**Exercise description**:
Consider the data that follows and state how many lines contain the string "fleet", using the number alone.
***** Materials provided *****
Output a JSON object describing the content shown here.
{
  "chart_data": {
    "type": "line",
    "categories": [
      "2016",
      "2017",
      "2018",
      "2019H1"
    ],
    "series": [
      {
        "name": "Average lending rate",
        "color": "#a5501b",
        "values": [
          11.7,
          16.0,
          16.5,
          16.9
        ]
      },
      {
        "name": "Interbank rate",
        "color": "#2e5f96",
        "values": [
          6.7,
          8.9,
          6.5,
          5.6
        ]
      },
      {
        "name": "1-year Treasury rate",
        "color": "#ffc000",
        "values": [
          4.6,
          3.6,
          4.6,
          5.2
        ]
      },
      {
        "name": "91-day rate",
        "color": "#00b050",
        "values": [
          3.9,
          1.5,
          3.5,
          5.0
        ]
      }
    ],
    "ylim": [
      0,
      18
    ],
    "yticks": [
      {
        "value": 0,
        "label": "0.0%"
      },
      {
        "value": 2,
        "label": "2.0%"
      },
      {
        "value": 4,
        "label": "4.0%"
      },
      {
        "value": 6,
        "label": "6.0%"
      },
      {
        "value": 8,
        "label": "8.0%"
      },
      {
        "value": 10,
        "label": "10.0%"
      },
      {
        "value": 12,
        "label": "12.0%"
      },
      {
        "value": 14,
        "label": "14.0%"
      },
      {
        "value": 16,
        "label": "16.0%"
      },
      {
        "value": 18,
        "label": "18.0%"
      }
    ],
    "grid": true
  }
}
*****
***** Materials provided *****
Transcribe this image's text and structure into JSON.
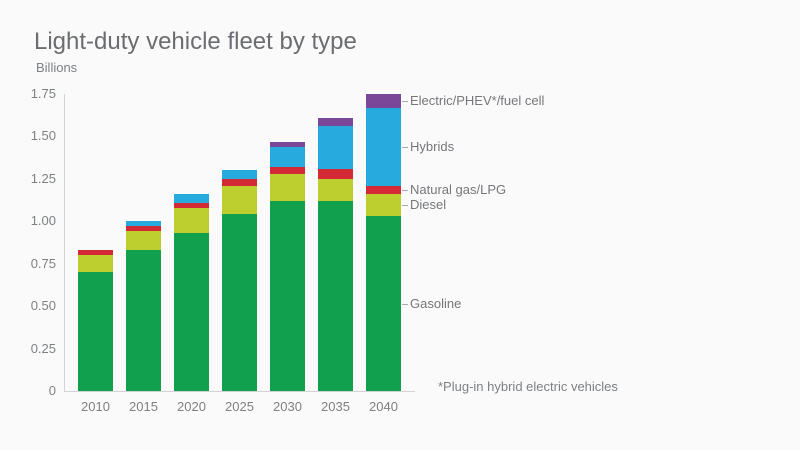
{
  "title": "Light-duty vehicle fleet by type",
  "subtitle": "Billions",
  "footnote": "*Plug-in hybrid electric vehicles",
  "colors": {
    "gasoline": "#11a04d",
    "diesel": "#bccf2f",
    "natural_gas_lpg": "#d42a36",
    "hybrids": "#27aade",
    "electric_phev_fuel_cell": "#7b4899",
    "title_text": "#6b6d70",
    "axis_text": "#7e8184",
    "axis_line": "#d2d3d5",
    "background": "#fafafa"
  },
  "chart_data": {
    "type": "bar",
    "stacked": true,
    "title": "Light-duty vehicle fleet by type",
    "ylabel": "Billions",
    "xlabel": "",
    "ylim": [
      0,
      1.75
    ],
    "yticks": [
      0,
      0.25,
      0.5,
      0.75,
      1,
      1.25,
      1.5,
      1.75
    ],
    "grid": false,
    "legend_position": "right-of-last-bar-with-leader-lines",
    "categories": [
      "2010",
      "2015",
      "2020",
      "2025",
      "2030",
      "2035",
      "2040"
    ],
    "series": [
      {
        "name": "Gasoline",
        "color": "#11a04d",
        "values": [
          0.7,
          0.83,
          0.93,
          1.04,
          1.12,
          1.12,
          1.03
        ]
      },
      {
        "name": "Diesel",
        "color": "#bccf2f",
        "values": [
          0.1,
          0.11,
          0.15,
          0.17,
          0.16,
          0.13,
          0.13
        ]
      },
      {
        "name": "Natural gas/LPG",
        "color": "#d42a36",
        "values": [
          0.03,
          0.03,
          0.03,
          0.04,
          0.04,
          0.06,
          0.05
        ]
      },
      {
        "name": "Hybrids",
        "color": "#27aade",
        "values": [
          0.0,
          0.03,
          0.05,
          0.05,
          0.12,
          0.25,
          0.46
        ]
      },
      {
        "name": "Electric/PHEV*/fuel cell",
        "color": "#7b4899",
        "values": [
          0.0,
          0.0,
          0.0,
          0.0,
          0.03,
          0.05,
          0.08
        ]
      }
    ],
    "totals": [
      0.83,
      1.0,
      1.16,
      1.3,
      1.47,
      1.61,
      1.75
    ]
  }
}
*****
**Written solution**:
2